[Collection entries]
** BEGIN **

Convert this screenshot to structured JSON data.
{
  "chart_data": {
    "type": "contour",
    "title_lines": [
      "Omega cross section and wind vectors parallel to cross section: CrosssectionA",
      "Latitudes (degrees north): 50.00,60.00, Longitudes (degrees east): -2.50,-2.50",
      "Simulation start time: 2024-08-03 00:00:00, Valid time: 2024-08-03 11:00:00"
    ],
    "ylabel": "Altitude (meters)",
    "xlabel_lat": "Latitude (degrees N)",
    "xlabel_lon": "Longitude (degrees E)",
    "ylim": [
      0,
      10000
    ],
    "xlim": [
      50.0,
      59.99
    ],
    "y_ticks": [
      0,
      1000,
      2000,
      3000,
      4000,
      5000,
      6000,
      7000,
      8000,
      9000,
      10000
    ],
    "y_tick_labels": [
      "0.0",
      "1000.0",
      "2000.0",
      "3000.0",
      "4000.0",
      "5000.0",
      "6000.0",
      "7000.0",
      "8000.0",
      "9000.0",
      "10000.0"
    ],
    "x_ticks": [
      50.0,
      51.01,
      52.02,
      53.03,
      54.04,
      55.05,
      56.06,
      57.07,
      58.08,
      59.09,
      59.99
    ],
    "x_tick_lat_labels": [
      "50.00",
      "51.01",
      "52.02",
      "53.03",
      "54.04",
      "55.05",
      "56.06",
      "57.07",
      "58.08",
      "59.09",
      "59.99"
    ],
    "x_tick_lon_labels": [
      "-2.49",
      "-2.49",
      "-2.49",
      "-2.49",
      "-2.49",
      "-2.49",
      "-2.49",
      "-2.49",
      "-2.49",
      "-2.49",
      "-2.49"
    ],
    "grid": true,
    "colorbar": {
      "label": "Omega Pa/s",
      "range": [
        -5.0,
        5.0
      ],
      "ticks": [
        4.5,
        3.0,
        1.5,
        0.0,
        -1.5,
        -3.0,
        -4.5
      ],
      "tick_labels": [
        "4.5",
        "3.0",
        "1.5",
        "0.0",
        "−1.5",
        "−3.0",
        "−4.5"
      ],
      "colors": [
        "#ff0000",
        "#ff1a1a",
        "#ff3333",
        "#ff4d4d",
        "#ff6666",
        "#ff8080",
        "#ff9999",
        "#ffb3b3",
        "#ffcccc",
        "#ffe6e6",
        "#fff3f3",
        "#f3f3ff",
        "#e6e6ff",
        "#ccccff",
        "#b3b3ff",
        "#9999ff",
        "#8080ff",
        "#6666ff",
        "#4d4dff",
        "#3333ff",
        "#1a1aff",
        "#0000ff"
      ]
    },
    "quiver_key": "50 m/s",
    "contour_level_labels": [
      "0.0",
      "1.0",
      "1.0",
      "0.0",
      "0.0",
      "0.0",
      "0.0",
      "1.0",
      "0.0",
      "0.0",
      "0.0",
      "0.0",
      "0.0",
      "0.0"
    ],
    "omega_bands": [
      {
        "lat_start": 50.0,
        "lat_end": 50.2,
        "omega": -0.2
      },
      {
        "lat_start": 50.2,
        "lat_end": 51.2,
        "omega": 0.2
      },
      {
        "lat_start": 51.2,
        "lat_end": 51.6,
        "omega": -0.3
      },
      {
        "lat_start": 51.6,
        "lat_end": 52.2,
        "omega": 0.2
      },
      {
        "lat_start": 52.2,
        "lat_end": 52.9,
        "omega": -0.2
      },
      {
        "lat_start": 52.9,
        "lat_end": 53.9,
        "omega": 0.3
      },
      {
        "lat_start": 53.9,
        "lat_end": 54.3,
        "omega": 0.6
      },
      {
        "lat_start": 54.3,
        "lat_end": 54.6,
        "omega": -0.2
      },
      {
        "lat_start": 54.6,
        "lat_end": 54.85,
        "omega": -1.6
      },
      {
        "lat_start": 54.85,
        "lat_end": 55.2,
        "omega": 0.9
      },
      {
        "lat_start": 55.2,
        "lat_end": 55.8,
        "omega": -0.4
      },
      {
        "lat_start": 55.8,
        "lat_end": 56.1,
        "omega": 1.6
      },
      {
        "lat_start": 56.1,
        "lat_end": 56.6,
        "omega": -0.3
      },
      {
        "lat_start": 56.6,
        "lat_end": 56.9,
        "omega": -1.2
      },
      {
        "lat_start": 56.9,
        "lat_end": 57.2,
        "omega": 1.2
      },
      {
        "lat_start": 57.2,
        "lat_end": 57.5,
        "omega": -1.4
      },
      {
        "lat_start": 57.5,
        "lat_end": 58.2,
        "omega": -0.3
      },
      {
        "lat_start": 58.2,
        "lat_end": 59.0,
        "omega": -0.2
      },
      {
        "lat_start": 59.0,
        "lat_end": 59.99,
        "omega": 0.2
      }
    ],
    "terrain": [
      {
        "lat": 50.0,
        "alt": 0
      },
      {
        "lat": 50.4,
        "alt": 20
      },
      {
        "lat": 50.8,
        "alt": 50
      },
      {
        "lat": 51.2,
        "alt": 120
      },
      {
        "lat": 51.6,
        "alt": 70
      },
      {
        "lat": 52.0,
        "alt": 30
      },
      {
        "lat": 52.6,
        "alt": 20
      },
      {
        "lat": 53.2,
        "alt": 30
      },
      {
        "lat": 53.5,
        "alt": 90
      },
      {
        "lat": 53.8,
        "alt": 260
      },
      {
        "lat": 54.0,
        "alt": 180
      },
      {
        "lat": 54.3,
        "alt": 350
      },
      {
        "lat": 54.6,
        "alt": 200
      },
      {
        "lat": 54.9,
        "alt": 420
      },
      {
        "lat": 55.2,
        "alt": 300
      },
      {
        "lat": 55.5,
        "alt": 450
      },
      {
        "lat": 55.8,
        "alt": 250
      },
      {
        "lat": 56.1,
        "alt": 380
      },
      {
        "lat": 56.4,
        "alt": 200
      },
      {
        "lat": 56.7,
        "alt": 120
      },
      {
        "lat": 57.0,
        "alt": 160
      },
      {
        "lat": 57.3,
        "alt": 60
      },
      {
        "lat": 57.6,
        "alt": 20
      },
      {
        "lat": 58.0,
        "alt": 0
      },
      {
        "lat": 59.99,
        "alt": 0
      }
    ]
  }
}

** END **

=== EXERCISE TASK ===
Write every entry out again exactly.

=== CORRECT RESULT ===
Convert this screenshot to structured JSON data.
{
  "chart_data": {
    "type": "contour",
    "title_lines": [
      "Omega cross section and wind vectors parallel to cross section: CrosssectionA",
      "Latitudes (degrees north): 50.00,60.00, Longitudes (degrees east): -2.50,-2.50",
      "Simulation start time: 2024-08-03 00:00:00, Valid time: 2024-08-03 11:00:00"
    ],
    "ylabel": "Altitude (meters)",
    "xlabel_lat": "Latitude (degrees N)",
    "xlabel_lon": "Longitude (degrees E)",
    "ylim": [
      0,
      10000
    ],
    "xlim": [
      50.0,
      59.99
    ],
    "y_ticks": [
      0,
      1000,
      2000,
      3000,
      4000,
      5000,
      6000,
      7000,
      8000,
      9000,
      10000
    ],
    "y_tick_labels": [
      "0.0",
      "1000.0",
      "2000.0",
      "3000.0",
      "4000.0",
      "5000.0",
      "6000.0",
      "7000.0",
      "8000.0",
      "9000.0",
      "10000.0"
    ],
    "x_ticks": [
      50.0,
      51.01,
      52.02,
      53.03,
      54.04,
      55.05,
      56.06,
      57.07,
      58.08,
      59.09,
      59.99
    ],
    "x_tick_lat_labels": [
      "50.00",
      "51.01",
      "52.02",
      "53.03",
      "54.04",
      "55.05",
      "56.06",
      "57.07",
      "58.08",
      "59.09",
      "59.99"
    ],
    "x_tick_lon_labels": [
      "-2.49",
      "-2.49",
      "-2.49",
      "-2.49",
      "-2.49",
      "-2.49",
      "-2.49",
      "-2.49",
      "-2.49",
      "-2.49",
      "-2.49"
    ],
    "grid": true,
    "colorbar": {
      "label": "Omega Pa/s",
      "range": [
        -5.0,
        5.0
      ],
      "ticks": [
        4.5,
        3.0,
        1.5,
        0.0,
        -1.5,
        -3.0,
        -4.5
      ],
      "tick_labels": [
        "4.5",
        "3.0",
        "1.5",
        "0.0",
        "−1.5",
        "−3.0",
        "−4.5"
      ],
      "colors": [
        "#ff0000",
        "#ff1a1a",
        "#ff3333",
        "#ff4d4d",
        "#ff6666",
        "#ff8080",
        "#ff9999",
        "#ffb3b3",
        "#ffcccc",
        "#ffe6e6",
        "#fff3f3",
        "#f3f3ff",
        "#e6e6ff",
        "#ccccff",
        "#b3b3ff",
        "#9999ff",
        "#8080ff",
        "#6666ff",
        "#4d4dff",
        "#3333ff",
        "#1a1aff",
        "#0000ff"
      ]
    },
    "quiver_key": "50 m/s",
    "contour_level_labels": [
      "0.0",
      "1.0",
      "1.0",
      "0.0",
      "0.0",
      "0.0",
      "0.0",
      "1.0",
      "0.0",
      "0.0",
      "0.0",
      "0.0",
      "0.0",
      "0.0"
    ],
    "omega_bands": [
      {
        "lat_start": 50.0,
        "lat_end": 50.2,
        "omega": -0.2
      },
      {
        "lat_start": 50.2,
        "lat_end": 51.2,
        "omega": 0.2
      },
      {
        "lat_start": 51.2,
        "lat_end": 51.6,
        "omega": -0.3
      },
      {
        "lat_start": 51.6,
        "lat_end": 52.2,
        "omega": 0.2
      },
      {
        "lat_start": 52.2,
        "lat_end": 52.9,
        "omega": -0.2
      },
      {
        "lat_start": 52.9,
        "lat_end": 53.9,
        "omega": 0.3
      },
      {
        "lat_start": 53.9,
        "lat_end": 54.3,
        "omega": 0.6
      },
      {
        "lat_start": 54.3,
        "lat_end": 54.6,
        "omega": -0.2
      },
      {
        "lat_start": 54.6,
        "lat_end": 54.85,
        "omega": -1.6
      },
      {
        "lat_start": 54.85,
        "lat_end": 55.2,
        "omega": 0.9
      },
      {
        "lat_start": 55.2,
        "lat_end": 55.8,
        "omega": -0.4
      },
      {
        "lat_start": 55.8,
        "lat_end": 56.1,
        "omega": 1.6
      },
      {
        "lat_start": 56.1,
        "lat_end": 56.6,
        "omega": -0.3
      },
      {
        "lat_start": 56.6,
        "lat_end": 56.9,
        "omega": -1.2
      },
      {
        "lat_start": 56.9,
        "lat_end": 57.2,
        "omega": 1.2
      },
      {
        "lat_start": 57.2,
        "lat_end": 57.5,
        "omega": -1.4
      },
      {
        "lat_start": 57.5,
        "lat_end": 58.2,
        "omega": -0.3
      },
      {
        "lat_start": 58.2,
        "lat_end": 59.0,
        "omega": -0.2
      },
      {
        "lat_start": 59.0,
        "lat_end": 59.99,
        "omega": 0.2
      }
    ],
    "terrain": [
      {
        "lat": 50.0,
        "alt": 0
      },
      {
        "lat": 50.4,
        "alt": 20
      },
      {
        "lat": 50.8,
        "alt": 50
      },
      {
        "lat": 51.2,
        "alt": 120
      },
      {
        "lat": 51.6,
        "alt": 70
      },
      {
        "lat": 52.0,
        "alt": 30
      },
      {
        "lat": 52.6,
        "alt": 20
      },
      {
        "lat": 53.2,
        "alt": 30
      },
      {
        "lat": 53.5,
        "alt": 90
      },
      {
        "lat": 53.8,
        "alt": 260
      },
      {
        "lat": 54.0,
        "alt": 180
      },
      {
        "lat": 54.3,
        "alt": 350
      },
      {
        "lat": 54.6,
        "alt": 200
      },
      {
        "lat": 54.9,
        "alt": 420
      },
      {
        "lat": 55.2,
        "alt": 300
      },
      {
        "lat": 55.5,
        "alt": 450
      },
      {
        "lat": 55.8,
        "alt": 250
      },
      {
        "lat": 56.1,
        "alt": 380
      },
      {
        "lat": 56.4,
        "alt": 200
      },
      {
        "lat": 56.7,
        "alt": 120
      },
      {
        "lat": 57.0,
        "alt": 160
      },
      {
        "lat": 57.3,
        "alt": 60
      },
      {
        "lat": 57.6,
        "alt": 20
      },
      {
        "lat": 58.0,
        "alt": 0
      },
      {
        "lat": 59.99,
        "alt": 0
      }
    ]
  }
}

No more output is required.